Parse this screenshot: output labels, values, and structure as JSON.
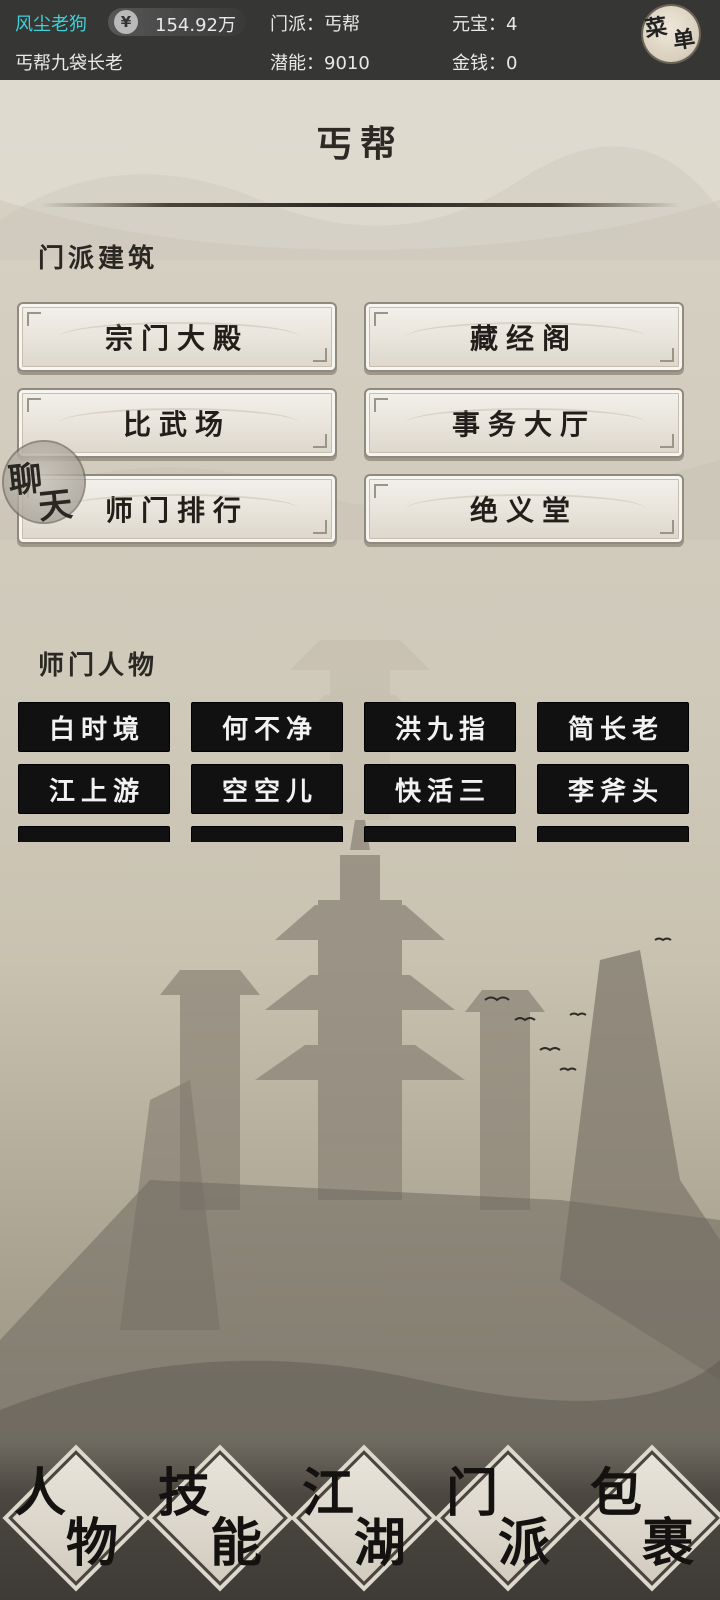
{
  "topbar": {
    "player_name": "风尘老狗",
    "coin_icon": "¥",
    "coin_value": "154.92万",
    "sect": "门派：丐帮",
    "yuanbao": "元宝：4",
    "title": "丐帮九袋长老",
    "potential": "潜能：9010",
    "money": "金钱：0",
    "menu": [
      "菜",
      "单"
    ]
  },
  "page": {
    "title": "丐帮"
  },
  "buildings": {
    "heading": "门派建筑",
    "items": [
      "宗门大殿",
      "藏经阁",
      "比武场",
      "事务大厅",
      "师门排行",
      "绝义堂"
    ]
  },
  "chat": [
    "聊",
    "天"
  ],
  "people": {
    "heading": "师门人物",
    "items": [
      "白时境",
      "何不净",
      "洪九指",
      "简长老",
      "江上游",
      "空空儿",
      "快活三",
      "李斧头"
    ]
  },
  "bottom_nav": [
    {
      "g1": "人",
      "g2": "物"
    },
    {
      "g1": "技",
      "g2": "能"
    },
    {
      "g1": "江",
      "g2": "湖"
    },
    {
      "g1": "门",
      "g2": "派"
    },
    {
      "g1": "包",
      "g2": "裹"
    }
  ]
}
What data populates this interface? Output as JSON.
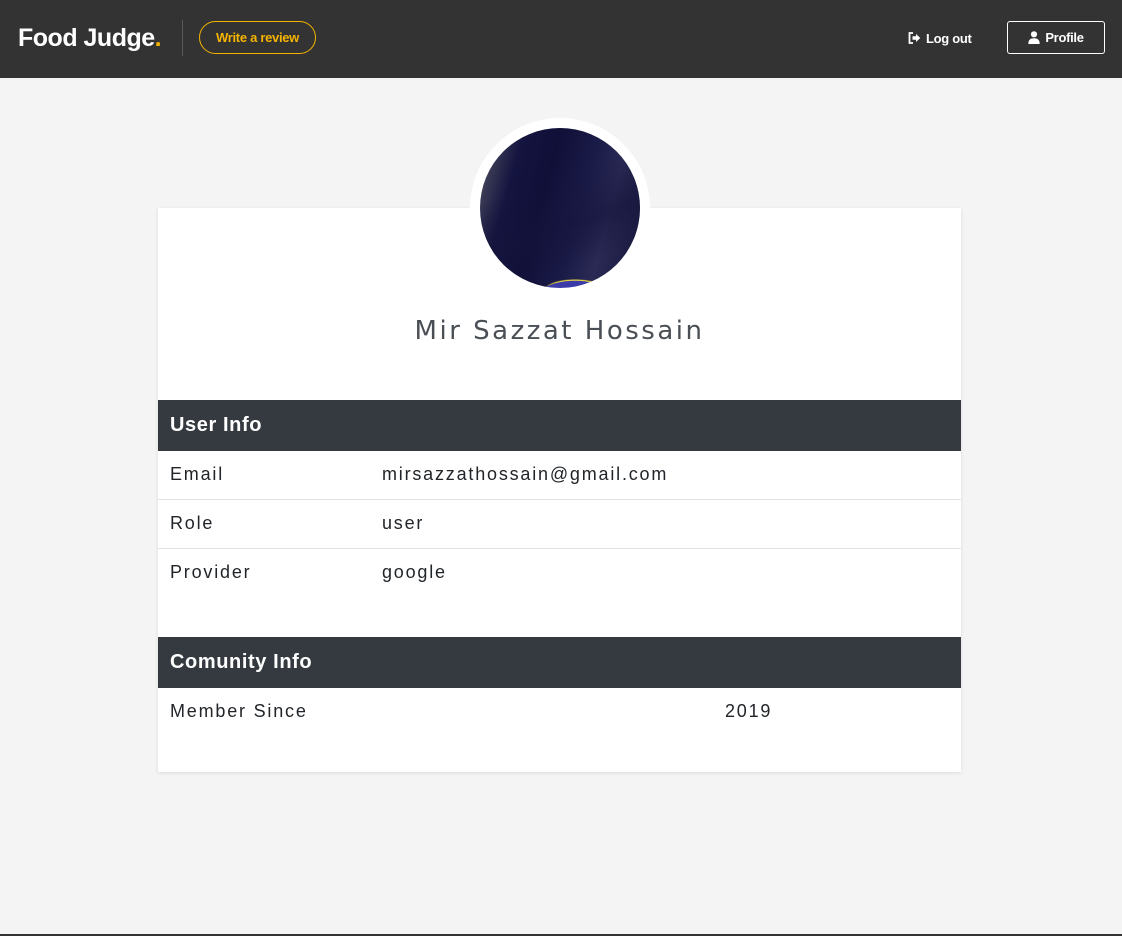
{
  "header": {
    "brand_name": "Food Judge",
    "brand_dot": ".",
    "write_review_label": "Write a review",
    "logout_label": "Log out",
    "profile_label": "Profile",
    "accent_color": "#f5b400",
    "background_color": "#333333"
  },
  "profile": {
    "name": "Mir Sazzat Hossain",
    "avatar": "user-avatar-photo"
  },
  "user_info": {
    "title": "User Info",
    "rows": [
      {
        "label": "Email",
        "value": "mirsazzathossain@gmail.com"
      },
      {
        "label": "Role",
        "value": "user"
      },
      {
        "label": "Provider",
        "value": "google"
      }
    ]
  },
  "community_info": {
    "title": "Comunity Info",
    "rows": [
      {
        "label": "Member Since",
        "value": "2019"
      }
    ]
  },
  "icons": {
    "logout": "sign-out-icon",
    "profile": "user-icon"
  }
}
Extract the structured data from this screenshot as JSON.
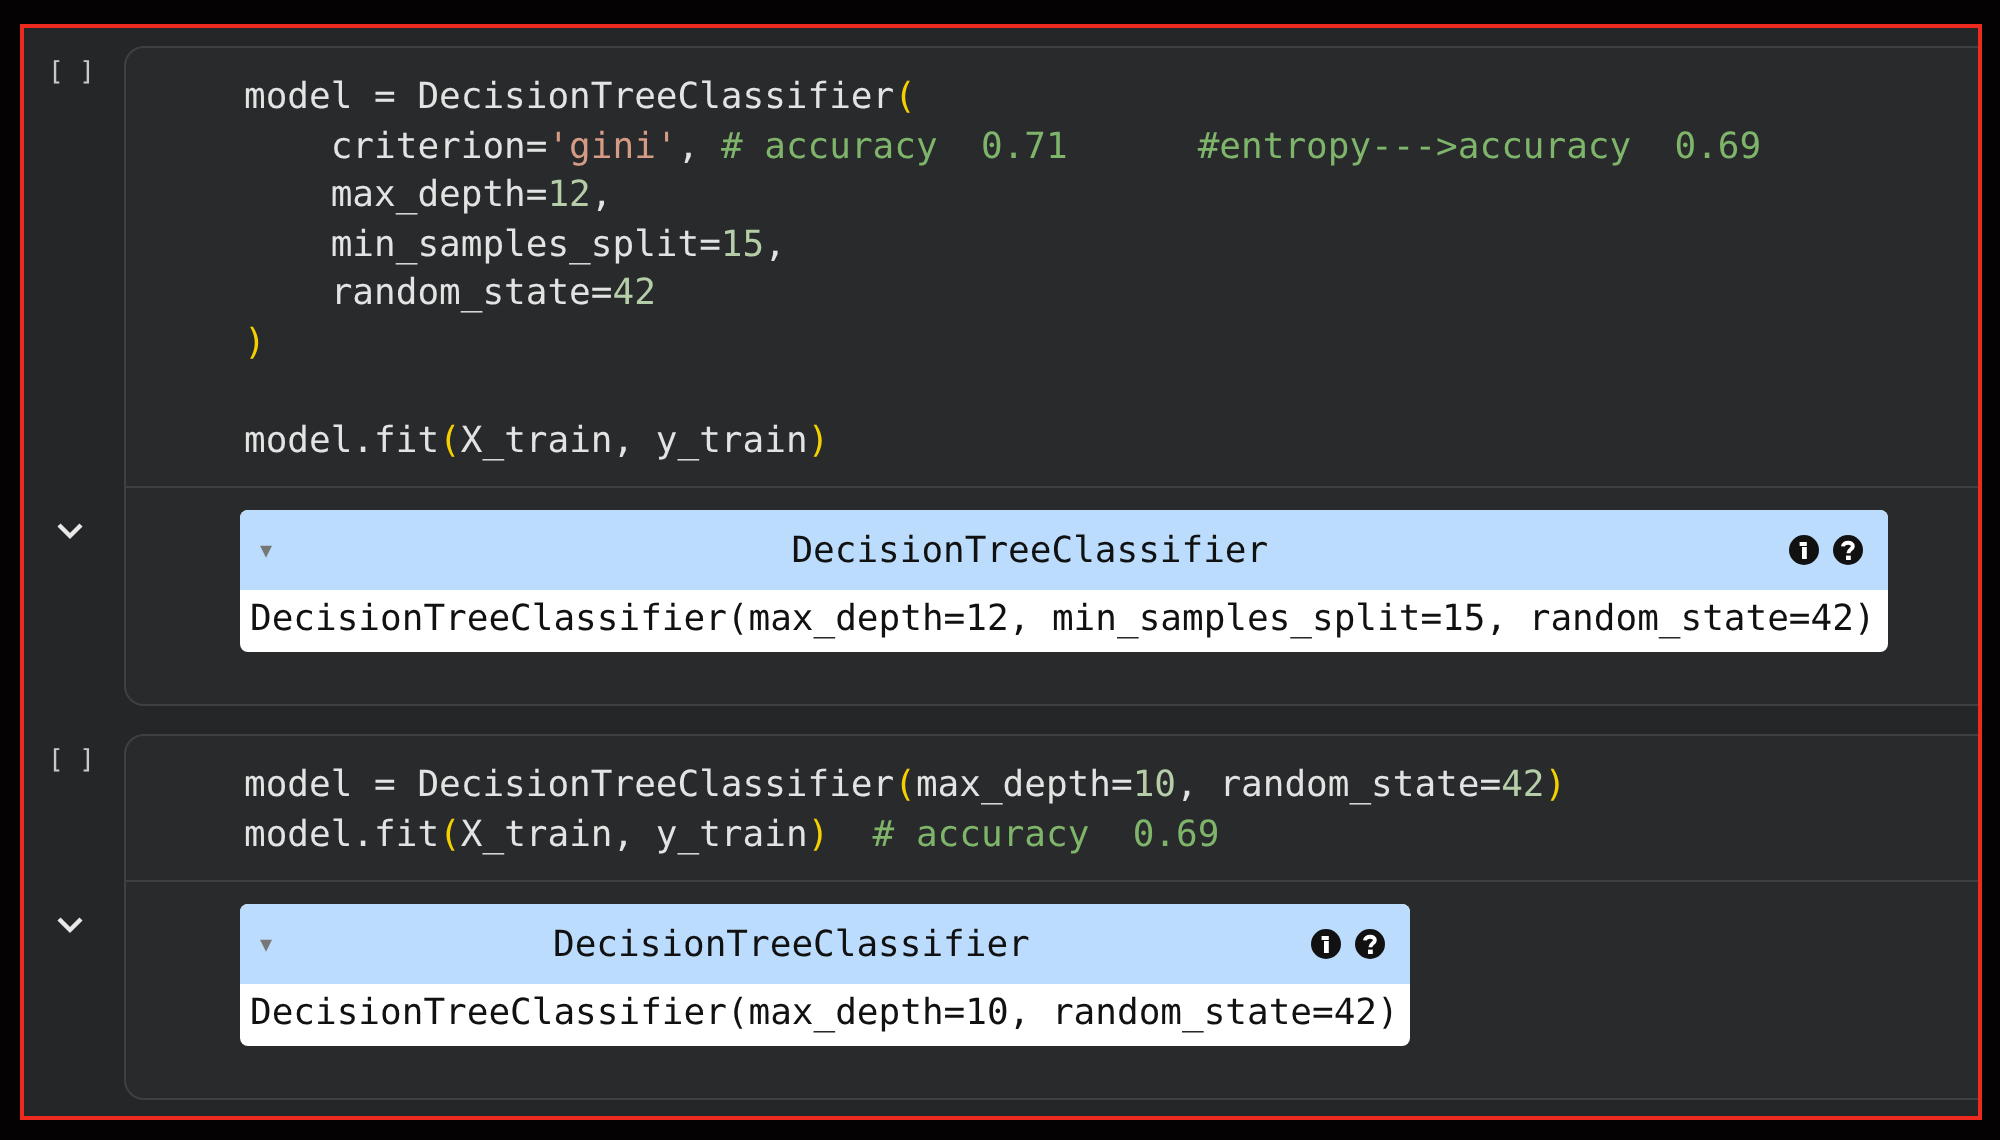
{
  "cells": [
    {
      "prompt": "[ ]",
      "code": [
        {
          "kind": "code",
          "tokens": [
            {
              "kind": "plain",
              "text": "model = DecisionTreeClassifier"
            },
            {
              "kind": "paren",
              "text": "("
            }
          ]
        },
        {
          "kind": "code",
          "tokens": [
            {
              "kind": "plain",
              "text": "    criterion="
            },
            {
              "kind": "string",
              "text": "'gini'"
            },
            {
              "kind": "plain",
              "text": ", "
            },
            {
              "kind": "comment",
              "text": "# accuracy  0.71      #entropy--->accuracy  0.69"
            }
          ]
        },
        {
          "kind": "code",
          "tokens": [
            {
              "kind": "plain",
              "text": "    max_depth="
            },
            {
              "kind": "number",
              "text": "12"
            },
            {
              "kind": "plain",
              "text": ","
            }
          ]
        },
        {
          "kind": "code",
          "tokens": [
            {
              "kind": "plain",
              "text": "    min_samples_split="
            },
            {
              "kind": "number",
              "text": "15"
            },
            {
              "kind": "plain",
              "text": ","
            }
          ]
        },
        {
          "kind": "code",
          "tokens": [
            {
              "kind": "plain",
              "text": "    random_state="
            },
            {
              "kind": "number",
              "text": "42"
            }
          ]
        },
        {
          "kind": "code",
          "tokens": [
            {
              "kind": "paren",
              "text": ")"
            }
          ]
        },
        {
          "kind": "blank"
        },
        {
          "kind": "code",
          "tokens": [
            {
              "kind": "plain",
              "text": "model.fit"
            },
            {
              "kind": "paren",
              "text": "("
            },
            {
              "kind": "plain",
              "text": "X_train, y_train"
            },
            {
              "kind": "paren",
              "text": ")"
            }
          ]
        }
      ],
      "output": {
        "toggle": "▾",
        "title": "DecisionTreeClassifier",
        "repr": "DecisionTreeClassifier(max_depth=12, min_samples_split=15, random_state=42)"
      }
    },
    {
      "prompt": "[ ]",
      "code": [
        {
          "kind": "code",
          "tokens": [
            {
              "kind": "plain",
              "text": "model = DecisionTreeClassifier"
            },
            {
              "kind": "paren",
              "text": "("
            },
            {
              "kind": "plain",
              "text": "max_depth="
            },
            {
              "kind": "number",
              "text": "10"
            },
            {
              "kind": "plain",
              "text": ", random_state="
            },
            {
              "kind": "number",
              "text": "42"
            },
            {
              "kind": "paren",
              "text": ")"
            }
          ]
        },
        {
          "kind": "code",
          "tokens": [
            {
              "kind": "plain",
              "text": "model.fit"
            },
            {
              "kind": "paren",
              "text": "("
            },
            {
              "kind": "plain",
              "text": "X_train, y_train"
            },
            {
              "kind": "paren",
              "text": ")"
            },
            {
              "kind": "comment",
              "text": "  # accuracy  0.69"
            }
          ]
        }
      ],
      "output": {
        "toggle": "▾",
        "title": "DecisionTreeClassifier",
        "repr": "DecisionTreeClassifier(max_depth=10, random_state=42)"
      }
    }
  ]
}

# # # # #

Transcribe the full listing above exactly, with the images removed.

Parse this screenshot: output labels, values, and structure as JSON.
{
  "topbar": {
    "player_name": "风尘老狗",
    "coin_icon": "¥",
    "coin_value": "154.92万",
    "sect": "门派：丐帮",
    "yuanbao": "元宝：4",
    "title": "丐帮九袋长老",
    "potential": "潜能：9010",
    "money": "金钱：0",
    "menu": [
      "菜",
      "单"
    ]
  },
  "page": {
    "title": "丐帮"
  },
  "buildings": {
    "heading": "门派建筑",
    "items": [
      "宗门大殿",
      "藏经阁",
      "比武场",
      "事务大厅",
      "师门排行",
      "绝义堂"
    ]
  },
  "chat": [
    "聊",
    "天"
  ],
  "people": {
    "heading": "师门人物",
    "items": [
      "白时境",
      "何不净",
      "洪九指",
      "简长老",
      "江上游",
      "空空儿",
      "快活三",
      "李斧头"
    ]
  },
  "bottom_nav": [
    {
      "g1": "人",
      "g2": "物"
    },
    {
      "g1": "技",
      "g2": "能"
    },
    {
      "g1": "江",
      "g2": "湖"
    },
    {
      "g1": "门",
      "g2": "派"
    },
    {
      "g1": "包",
      "g2": "裹"
    }
  ]
}
What data populates this interface? Output as JSON.
{
  "header": {
    "brand_name": "Food Judge",
    "brand_dot": ".",
    "write_review_label": "Write a review",
    "logout_label": "Log out",
    "profile_label": "Profile",
    "accent_color": "#f5b400",
    "background_color": "#333333"
  },
  "profile": {
    "name": "Mir Sazzat Hossain",
    "avatar": "user-avatar-photo"
  },
  "user_info": {
    "title": "User Info",
    "rows": [
      {
        "label": "Email",
        "value": "mirsazzathossain@gmail.com"
      },
      {
        "label": "Role",
        "value": "user"
      },
      {
        "label": "Provider",
        "value": "google"
      }
    ]
  },
  "community_info": {
    "title": "Comunity Info",
    "rows": [
      {
        "label": "Member Since",
        "value": "2019"
      }
    ]
  },
  "icons": {
    "logout": "sign-out-icon",
    "profile": "user-icon"
  }
}
Extract the structured data from this screenshot as JSON.
{
  "cells": [
    {
      "prompt": "[ ]",
      "code": [
        {
          "kind": "code",
          "tokens": [
            {
              "kind": "plain",
              "text": "model = DecisionTreeClassifier"
            },
            {
              "kind": "paren",
              "text": "("
            }
          ]
        },
        {
          "kind": "code",
          "tokens": [
            {
              "kind": "plain",
              "text": "    criterion="
            },
            {
              "kind": "string",
              "text": "'gini'"
            },
            {
              "kind": "plain",
              "text": ", "
            },
            {
              "kind": "comment",
              "text": "# accuracy  0.71      #entropy--->accuracy  0.69"
            }
          ]
        },
        {
          "kind": "code",
          "tokens": [
            {
              "kind": "plain",
              "text": "    max_depth="
            },
            {
              "kind": "number",
              "text": "12"
            },
            {
              "kind": "plain",
              "text": ","
            }
          ]
        },
        {
          "kind": "code",
          "tokens": [
            {
              "kind": "plain",
              "text": "    min_samples_split="
            },
            {
              "kind": "number",
              "text": "15"
            },
            {
              "kind": "plain",
              "text": ","
            }
          ]
        },
        {
          "kind": "code",
          "tokens": [
            {
              "kind": "plain",
              "text": "    random_state="
            },
            {
              "kind": "number",
              "text": "42"
            }
          ]
        },
        {
          "kind": "code",
          "tokens": [
            {
              "kind": "paren",
              "text": ")"
            }
          ]
        },
        {
          "kind": "blank"
        },
        {
          "kind": "code",
          "tokens": [
            {
              "kind": "plain",
              "text": "model.fit"
            },
            {
              "kind": "paren",
              "text": "("
            },
            {
              "kind": "plain",
              "text": "X_train, y_train"
            },
            {
              "kind": "paren",
              "text": ")"
            }
          ]
        }
      ],
      "output": {
        "toggle": "▾",
        "title": "DecisionTreeClassifier",
        "repr": "DecisionTreeClassifier(max_depth=12, min_samples_split=15, random_state=42)"
      }
    },
    {
      "prompt": "[ ]",
      "code": [
        {
          "kind": "code",
          "tokens": [
            {
              "kind": "plain",
              "text": "model = DecisionTreeClassifier"
            },
            {
              "kind": "paren",
              "text": "("
            },
            {
              "kind": "plain",
              "text": "max_depth="
            },
            {
              "kind": "number",
              "text": "10"
            },
            {
              "kind": "plain",
              "text": ", random_state="
            },
            {
              "kind": "number",
              "text": "42"
            },
            {
              "kind": "paren",
              "text": ")"
            }
          ]
        },
        {
          "kind": "code",
          "tokens": [
            {
              "kind": "plain",
              "text": "model.fit"
            },
            {
              "kind": "paren",
              "text": "("
            },
            {
              "kind": "plain",
              "text": "X_train, y_train"
            },
            {
              "kind": "paren",
              "text": ")"
            },
            {
              "kind": "comment",
              "text": "  # accuracy  0.69"
            }
          ]
        }
      ],
      "output": {
        "toggle": "▾",
        "title": "DecisionTreeClassifier",
        "repr": "DecisionTreeClassifier(max_depth=10, random_state=42)"
      }
    }
  ]
}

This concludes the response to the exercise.